EXERCISE OBJECTIVE: Without altering anything, output the material below.

TASK DATA:
— BEGIN —

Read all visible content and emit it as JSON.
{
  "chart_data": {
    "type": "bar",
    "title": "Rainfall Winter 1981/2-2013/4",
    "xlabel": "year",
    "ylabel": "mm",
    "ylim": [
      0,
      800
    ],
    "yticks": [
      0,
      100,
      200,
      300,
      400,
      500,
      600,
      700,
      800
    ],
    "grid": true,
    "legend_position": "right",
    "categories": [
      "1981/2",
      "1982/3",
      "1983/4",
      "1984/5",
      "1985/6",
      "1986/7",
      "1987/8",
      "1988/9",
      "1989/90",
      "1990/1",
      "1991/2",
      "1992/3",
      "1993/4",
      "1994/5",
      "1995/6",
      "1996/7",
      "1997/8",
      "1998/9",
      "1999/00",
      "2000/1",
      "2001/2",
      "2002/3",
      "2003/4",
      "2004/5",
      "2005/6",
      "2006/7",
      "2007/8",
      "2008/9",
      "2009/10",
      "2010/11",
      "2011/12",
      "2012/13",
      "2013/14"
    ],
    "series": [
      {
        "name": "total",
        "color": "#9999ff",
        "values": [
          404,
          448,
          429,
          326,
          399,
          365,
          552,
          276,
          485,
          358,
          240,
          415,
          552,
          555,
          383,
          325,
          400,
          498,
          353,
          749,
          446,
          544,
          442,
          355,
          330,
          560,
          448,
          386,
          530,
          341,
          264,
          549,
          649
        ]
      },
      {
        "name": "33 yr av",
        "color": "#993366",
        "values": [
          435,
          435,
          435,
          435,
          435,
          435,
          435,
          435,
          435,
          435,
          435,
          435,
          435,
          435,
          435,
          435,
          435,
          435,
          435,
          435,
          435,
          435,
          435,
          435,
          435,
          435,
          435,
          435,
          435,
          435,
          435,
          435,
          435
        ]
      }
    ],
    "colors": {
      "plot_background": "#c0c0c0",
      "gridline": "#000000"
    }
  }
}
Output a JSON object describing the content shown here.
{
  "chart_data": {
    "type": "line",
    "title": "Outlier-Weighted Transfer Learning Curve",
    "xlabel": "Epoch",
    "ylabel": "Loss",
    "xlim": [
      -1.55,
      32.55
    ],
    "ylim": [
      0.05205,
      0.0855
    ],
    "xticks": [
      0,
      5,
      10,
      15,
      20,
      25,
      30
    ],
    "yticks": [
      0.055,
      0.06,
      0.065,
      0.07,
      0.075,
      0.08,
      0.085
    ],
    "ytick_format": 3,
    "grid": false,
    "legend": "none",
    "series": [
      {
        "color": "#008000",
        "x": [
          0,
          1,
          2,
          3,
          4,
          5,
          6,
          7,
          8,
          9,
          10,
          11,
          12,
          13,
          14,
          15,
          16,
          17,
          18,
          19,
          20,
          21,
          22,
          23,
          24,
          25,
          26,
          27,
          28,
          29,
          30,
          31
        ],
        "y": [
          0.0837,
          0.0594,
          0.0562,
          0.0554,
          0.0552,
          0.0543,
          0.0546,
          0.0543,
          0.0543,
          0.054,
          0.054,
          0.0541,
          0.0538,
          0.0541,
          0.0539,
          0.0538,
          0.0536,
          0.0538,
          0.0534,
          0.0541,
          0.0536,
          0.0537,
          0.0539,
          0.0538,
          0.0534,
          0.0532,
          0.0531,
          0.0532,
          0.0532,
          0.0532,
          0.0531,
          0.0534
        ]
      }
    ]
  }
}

— END —

THE COMPLETED TASK:
Read all visible content and emit it as JSON.
{
  "chart_data": {
    "type": "bar",
    "title": "Rainfall Winter 1981/2-2013/4",
    "xlabel": "year",
    "ylabel": "mm",
    "ylim": [
      0,
      800
    ],
    "yticks": [
      0,
      100,
      200,
      300,
      400,
      500,
      600,
      700,
      800
    ],
    "grid": true,
    "legend_position": "right",
    "categories": [
      "1981/2",
      "1982/3",
      "1983/4",
      "1984/5",
      "1985/6",
      "1986/7",
      "1987/8",
      "1988/9",
      "1989/90",
      "1990/1",
      "1991/2",
      "1992/3",
      "1993/4",
      "1994/5",
      "1995/6",
      "1996/7",
      "1997/8",
      "1998/9",
      "1999/00",
      "2000/1",
      "2001/2",
      "2002/3",
      "2003/4",
      "2004/5",
      "2005/6",
      "2006/7",
      "2007/8",
      "2008/9",
      "2009/10",
      "2010/11",
      "2011/12",
      "2012/13",
      "2013/14"
    ],
    "series": [
      {
        "name": "total",
        "color": "#9999ff",
        "values": [
          404,
          448,
          429,
          326,
          399,
          365,
          552,
          276,
          485,
          358,
          240,
          415,
          552,
          555,
          383,
          325,
          400,
          498,
          353,
          749,
          446,
          544,
          442,
          355,
          330,
          560,
          448,
          386,
          530,
          341,
          264,
          549,
          649
        ]
      },
      {
        "name": "33 yr av",
        "color": "#993366",
        "values": [
          435,
          435,
          435,
          435,
          435,
          435,
          435,
          435,
          435,
          435,
          435,
          435,
          435,
          435,
          435,
          435,
          435,
          435,
          435,
          435,
          435,
          435,
          435,
          435,
          435,
          435,
          435,
          435,
          435,
          435,
          435,
          435,
          435
        ]
      }
    ],
    "colors": {
      "plot_background": "#c0c0c0",
      "gridline": "#000000"
    }
  }
}
Output a JSON object describing the content shown here.
{
  "chart_data": {
    "type": "line",
    "title": "Outlier-Weighted Transfer Learning Curve",
    "xlabel": "Epoch",
    "ylabel": "Loss",
    "xlim": [
      -1.55,
      32.55
    ],
    "ylim": [
      0.05205,
      0.0855
    ],
    "xticks": [
      0,
      5,
      10,
      15,
      20,
      25,
      30
    ],
    "yticks": [
      0.055,
      0.06,
      0.065,
      0.07,
      0.075,
      0.08,
      0.085
    ],
    "ytick_format": 3,
    "grid": false,
    "legend": "none",
    "series": [
      {
        "color": "#008000",
        "x": [
          0,
          1,
          2,
          3,
          4,
          5,
          6,
          7,
          8,
          9,
          10,
          11,
          12,
          13,
          14,
          15,
          16,
          17,
          18,
          19,
          20,
          21,
          22,
          23,
          24,
          25,
          26,
          27,
          28,
          29,
          30,
          31
        ],
        "y": [
          0.0837,
          0.0594,
          0.0562,
          0.0554,
          0.0552,
          0.0543,
          0.0546,
          0.0543,
          0.0543,
          0.054,
          0.054,
          0.0541,
          0.0538,
          0.0541,
          0.0539,
          0.0538,
          0.0536,
          0.0538,
          0.0534,
          0.0541,
          0.0536,
          0.0537,
          0.0539,
          0.0538,
          0.0534,
          0.0532,
          0.0531,
          0.0532,
          0.0532,
          0.0532,
          0.0531,
          0.0534
        ]
      }
    ]
  }
}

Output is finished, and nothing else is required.